DIRECTIONS FOR THIS TASK -> Which lines below hold the word "Output"? Report each one.

(Figure dataset records)
------------------------
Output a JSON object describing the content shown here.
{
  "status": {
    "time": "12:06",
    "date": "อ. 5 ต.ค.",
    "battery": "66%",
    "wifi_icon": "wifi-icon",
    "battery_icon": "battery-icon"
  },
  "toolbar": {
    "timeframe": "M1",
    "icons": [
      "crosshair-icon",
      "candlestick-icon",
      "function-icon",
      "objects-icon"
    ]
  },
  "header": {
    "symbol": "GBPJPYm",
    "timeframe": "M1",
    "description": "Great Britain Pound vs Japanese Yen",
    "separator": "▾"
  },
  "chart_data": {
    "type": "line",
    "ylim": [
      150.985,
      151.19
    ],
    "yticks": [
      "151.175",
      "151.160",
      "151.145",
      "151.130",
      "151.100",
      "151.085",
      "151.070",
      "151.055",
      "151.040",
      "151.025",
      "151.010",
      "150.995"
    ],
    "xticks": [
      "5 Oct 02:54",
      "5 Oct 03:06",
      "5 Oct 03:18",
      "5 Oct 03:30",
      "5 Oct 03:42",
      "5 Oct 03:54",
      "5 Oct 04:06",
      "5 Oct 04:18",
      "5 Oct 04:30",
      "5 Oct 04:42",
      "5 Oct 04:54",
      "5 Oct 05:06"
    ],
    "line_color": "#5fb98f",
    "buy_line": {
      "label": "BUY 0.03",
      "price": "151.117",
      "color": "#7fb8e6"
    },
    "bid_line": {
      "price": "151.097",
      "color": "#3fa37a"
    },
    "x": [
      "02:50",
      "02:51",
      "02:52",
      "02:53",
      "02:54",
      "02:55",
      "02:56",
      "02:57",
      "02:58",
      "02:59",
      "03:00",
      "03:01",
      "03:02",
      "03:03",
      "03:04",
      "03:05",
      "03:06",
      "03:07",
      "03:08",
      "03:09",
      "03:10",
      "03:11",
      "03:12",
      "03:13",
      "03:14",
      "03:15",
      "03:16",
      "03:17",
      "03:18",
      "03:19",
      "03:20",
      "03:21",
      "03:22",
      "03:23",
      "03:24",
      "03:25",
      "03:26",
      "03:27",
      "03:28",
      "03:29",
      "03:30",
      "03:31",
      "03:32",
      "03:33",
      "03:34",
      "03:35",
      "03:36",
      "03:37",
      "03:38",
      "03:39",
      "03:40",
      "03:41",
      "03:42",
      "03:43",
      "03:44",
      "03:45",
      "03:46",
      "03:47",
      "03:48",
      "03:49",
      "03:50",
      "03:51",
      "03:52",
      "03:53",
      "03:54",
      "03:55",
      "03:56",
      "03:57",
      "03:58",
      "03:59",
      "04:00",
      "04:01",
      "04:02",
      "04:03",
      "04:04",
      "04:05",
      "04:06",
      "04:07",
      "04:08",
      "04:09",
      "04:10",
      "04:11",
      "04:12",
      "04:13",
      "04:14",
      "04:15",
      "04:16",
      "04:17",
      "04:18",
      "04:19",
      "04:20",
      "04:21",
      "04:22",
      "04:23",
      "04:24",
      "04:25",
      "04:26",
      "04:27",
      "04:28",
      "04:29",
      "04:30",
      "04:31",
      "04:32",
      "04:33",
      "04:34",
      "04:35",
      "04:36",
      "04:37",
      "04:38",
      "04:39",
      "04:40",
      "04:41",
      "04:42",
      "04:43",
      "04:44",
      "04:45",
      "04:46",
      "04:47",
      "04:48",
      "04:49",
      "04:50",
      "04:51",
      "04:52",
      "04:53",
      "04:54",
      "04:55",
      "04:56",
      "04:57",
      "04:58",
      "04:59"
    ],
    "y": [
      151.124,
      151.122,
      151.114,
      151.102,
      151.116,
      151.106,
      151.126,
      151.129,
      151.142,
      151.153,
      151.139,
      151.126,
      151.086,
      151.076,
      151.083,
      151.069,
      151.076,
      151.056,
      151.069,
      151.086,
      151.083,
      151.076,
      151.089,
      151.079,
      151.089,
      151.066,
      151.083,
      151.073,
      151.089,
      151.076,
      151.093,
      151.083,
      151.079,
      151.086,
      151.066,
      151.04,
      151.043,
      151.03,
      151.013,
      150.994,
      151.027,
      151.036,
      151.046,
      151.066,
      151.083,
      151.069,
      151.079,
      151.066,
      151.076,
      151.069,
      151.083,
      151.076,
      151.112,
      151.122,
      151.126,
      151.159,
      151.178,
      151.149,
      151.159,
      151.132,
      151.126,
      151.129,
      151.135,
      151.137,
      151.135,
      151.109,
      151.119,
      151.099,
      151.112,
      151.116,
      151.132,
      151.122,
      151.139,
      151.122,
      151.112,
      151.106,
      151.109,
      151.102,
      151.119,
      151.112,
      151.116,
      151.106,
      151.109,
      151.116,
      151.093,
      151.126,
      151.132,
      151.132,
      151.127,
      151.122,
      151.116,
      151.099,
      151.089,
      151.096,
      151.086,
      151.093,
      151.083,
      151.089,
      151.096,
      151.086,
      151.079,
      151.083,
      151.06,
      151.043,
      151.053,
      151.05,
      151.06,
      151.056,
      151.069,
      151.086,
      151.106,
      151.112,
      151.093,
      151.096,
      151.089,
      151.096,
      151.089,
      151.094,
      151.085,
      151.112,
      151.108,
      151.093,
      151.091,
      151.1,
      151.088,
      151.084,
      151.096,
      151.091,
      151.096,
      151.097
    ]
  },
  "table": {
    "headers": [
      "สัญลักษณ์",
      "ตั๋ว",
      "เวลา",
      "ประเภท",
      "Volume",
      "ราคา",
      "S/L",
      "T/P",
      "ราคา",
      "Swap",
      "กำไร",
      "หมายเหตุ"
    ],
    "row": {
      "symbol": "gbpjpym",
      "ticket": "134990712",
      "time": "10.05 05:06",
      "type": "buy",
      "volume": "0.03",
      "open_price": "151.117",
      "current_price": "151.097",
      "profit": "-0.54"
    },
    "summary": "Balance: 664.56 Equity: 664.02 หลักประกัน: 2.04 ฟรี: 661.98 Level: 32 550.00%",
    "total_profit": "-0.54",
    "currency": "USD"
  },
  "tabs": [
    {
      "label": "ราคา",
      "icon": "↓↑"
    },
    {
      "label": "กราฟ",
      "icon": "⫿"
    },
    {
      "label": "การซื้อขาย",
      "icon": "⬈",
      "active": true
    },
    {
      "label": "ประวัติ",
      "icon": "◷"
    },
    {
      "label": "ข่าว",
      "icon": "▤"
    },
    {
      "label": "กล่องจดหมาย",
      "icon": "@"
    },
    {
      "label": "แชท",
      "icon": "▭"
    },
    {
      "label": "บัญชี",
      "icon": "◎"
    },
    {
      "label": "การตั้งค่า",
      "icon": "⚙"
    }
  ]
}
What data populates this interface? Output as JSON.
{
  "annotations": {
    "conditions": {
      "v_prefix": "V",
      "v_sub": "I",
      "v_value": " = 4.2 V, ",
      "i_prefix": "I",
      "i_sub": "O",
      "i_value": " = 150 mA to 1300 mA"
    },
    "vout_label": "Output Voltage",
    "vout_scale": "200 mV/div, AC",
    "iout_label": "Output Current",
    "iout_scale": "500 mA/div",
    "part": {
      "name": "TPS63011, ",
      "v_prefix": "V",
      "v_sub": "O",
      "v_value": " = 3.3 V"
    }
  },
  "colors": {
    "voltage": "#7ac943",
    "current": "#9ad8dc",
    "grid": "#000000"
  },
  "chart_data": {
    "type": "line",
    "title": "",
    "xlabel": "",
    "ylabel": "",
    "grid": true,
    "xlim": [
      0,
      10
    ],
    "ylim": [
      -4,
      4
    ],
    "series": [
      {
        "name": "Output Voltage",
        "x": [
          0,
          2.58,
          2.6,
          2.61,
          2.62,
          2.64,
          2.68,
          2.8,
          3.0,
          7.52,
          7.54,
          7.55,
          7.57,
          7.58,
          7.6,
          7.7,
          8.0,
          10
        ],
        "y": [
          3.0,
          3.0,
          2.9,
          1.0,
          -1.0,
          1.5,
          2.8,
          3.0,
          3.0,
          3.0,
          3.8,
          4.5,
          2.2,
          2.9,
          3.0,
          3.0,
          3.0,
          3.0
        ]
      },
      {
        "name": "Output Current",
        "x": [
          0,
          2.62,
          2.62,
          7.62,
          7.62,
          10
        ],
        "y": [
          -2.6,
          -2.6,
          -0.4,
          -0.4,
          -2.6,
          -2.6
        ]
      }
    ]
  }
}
------------------------
REPLY TO THE TASK ->
Output a JSON object describing the content shown here.
What data populates this interface? Output as JSON.
    "vout_label": "Output Voltage",
    "iout_label": "Output Current",
        "name": "Output Voltage",
        "name": "Output Current",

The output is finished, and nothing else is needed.